[DATA LINES]:
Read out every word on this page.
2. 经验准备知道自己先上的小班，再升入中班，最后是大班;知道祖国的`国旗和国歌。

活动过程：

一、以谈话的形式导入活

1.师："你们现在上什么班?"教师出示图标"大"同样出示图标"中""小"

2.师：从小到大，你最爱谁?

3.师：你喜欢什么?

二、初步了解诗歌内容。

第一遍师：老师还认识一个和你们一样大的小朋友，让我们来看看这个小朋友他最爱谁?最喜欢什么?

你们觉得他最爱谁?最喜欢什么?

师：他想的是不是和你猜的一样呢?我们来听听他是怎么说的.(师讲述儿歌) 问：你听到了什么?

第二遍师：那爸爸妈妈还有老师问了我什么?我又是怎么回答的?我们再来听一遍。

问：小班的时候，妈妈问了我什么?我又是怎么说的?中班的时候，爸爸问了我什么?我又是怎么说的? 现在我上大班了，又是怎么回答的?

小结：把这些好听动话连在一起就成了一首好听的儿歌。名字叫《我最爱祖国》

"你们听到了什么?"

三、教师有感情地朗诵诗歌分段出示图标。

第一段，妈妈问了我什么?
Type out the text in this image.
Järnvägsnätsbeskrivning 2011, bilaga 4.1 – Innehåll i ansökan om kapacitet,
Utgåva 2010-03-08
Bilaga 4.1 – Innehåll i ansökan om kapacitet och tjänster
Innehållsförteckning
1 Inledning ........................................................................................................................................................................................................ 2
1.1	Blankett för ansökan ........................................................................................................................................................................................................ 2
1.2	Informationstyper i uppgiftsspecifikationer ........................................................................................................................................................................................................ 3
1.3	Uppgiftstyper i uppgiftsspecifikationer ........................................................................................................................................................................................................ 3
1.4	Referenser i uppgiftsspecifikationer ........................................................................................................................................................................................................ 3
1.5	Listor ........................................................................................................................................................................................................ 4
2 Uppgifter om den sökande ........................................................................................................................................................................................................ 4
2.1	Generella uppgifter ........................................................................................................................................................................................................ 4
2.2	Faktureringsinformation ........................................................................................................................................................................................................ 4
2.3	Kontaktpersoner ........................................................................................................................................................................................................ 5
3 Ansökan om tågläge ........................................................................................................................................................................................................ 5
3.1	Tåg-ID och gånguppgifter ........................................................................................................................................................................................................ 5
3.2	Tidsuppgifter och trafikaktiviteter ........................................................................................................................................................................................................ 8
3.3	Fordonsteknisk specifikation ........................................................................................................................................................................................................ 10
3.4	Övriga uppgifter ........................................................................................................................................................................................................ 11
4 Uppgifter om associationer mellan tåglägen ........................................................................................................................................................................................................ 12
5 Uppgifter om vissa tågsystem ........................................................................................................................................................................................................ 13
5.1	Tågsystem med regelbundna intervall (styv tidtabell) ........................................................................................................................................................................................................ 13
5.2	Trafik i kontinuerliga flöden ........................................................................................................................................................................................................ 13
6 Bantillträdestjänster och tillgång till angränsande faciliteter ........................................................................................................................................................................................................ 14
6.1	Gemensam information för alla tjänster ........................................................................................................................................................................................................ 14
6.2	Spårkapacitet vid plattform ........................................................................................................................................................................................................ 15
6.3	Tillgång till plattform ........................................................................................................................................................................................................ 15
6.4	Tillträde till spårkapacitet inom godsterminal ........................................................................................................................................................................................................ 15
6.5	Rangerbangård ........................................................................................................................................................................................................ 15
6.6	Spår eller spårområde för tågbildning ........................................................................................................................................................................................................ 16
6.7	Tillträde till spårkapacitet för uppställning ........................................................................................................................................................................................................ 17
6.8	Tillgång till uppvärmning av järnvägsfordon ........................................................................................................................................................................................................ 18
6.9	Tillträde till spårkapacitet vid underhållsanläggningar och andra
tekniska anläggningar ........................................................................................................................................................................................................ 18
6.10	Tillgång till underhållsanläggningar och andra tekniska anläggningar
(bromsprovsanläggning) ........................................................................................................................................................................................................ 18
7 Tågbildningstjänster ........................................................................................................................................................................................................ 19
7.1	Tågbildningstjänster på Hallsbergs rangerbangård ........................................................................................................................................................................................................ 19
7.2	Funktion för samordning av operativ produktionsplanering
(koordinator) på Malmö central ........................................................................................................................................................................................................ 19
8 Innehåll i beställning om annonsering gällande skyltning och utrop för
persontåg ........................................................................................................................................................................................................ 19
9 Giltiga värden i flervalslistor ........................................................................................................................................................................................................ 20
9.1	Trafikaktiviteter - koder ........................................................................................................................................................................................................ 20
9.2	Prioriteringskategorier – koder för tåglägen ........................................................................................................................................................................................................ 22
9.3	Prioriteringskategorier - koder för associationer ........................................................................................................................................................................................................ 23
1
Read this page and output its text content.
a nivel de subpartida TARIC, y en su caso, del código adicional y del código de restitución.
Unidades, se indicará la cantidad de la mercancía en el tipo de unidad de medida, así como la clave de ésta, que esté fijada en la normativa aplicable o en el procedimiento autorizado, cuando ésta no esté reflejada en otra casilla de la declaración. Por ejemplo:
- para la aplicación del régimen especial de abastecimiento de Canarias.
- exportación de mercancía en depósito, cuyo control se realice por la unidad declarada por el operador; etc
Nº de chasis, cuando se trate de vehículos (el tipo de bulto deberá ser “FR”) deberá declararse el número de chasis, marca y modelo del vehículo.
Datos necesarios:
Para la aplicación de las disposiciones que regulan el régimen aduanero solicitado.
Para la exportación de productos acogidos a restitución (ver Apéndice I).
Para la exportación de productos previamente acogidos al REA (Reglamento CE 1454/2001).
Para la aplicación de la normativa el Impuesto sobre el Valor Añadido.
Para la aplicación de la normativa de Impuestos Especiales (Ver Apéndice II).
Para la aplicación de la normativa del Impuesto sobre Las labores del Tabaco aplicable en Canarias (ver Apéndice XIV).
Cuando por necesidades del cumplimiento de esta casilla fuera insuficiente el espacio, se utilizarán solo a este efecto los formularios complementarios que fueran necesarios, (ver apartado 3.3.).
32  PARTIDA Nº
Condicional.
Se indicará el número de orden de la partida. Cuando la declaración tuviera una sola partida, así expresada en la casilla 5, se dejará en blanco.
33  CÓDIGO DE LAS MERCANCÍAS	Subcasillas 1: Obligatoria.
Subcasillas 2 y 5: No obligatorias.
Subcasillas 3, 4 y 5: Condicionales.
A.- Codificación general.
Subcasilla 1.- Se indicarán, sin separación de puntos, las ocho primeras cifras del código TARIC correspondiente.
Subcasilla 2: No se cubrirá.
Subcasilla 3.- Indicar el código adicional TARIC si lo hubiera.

[WRITTEN EXERCISE]:
From the entries above, extract each line containing "andra".

[RESPONSE]:
6.9	Tillträde till spårkapacitet vid underhållsanläggningar och andra
6.10	Tillgång till underhållsanläggningar och andra tekniska anläggningar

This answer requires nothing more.